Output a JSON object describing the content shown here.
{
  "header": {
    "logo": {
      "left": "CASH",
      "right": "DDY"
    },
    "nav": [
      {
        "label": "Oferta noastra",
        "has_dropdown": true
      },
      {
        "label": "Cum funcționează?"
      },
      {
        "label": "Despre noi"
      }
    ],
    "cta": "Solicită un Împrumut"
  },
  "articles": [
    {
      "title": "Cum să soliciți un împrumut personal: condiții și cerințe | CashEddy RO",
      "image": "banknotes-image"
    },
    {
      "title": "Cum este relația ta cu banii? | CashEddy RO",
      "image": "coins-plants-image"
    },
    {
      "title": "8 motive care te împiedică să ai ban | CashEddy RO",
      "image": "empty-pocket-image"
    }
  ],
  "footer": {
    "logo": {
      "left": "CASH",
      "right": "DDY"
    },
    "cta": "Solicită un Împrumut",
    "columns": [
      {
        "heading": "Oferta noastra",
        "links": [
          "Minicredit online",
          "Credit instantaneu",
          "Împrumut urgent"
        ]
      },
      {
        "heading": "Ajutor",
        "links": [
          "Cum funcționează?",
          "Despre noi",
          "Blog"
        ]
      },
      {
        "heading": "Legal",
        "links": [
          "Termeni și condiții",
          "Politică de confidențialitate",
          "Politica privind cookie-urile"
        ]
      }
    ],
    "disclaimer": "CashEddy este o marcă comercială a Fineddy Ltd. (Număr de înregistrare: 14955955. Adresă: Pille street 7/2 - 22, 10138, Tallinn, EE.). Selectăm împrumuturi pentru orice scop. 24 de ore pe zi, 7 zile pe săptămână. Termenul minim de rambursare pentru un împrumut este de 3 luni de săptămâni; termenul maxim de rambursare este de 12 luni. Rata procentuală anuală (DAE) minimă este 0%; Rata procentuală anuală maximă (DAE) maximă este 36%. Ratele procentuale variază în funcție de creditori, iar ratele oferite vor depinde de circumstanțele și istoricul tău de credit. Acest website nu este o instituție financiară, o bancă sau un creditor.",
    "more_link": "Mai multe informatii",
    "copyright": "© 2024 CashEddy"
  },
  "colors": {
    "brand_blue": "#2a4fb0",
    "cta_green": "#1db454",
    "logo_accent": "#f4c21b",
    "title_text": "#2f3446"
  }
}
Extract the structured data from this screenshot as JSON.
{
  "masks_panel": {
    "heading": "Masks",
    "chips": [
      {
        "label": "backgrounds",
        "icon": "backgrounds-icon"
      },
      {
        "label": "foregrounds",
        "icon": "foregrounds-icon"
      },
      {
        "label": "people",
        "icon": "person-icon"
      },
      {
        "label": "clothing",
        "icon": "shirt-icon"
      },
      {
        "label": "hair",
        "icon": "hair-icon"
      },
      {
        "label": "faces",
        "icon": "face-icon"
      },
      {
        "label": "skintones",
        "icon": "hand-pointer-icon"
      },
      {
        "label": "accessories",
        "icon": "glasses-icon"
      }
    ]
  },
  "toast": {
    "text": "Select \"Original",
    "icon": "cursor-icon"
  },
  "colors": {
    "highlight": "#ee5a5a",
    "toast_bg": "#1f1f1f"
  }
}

*****

### [Your goal]
Tell how many lines of the material above hold "JSON", answering with a bare number.

### [Problem solution]
2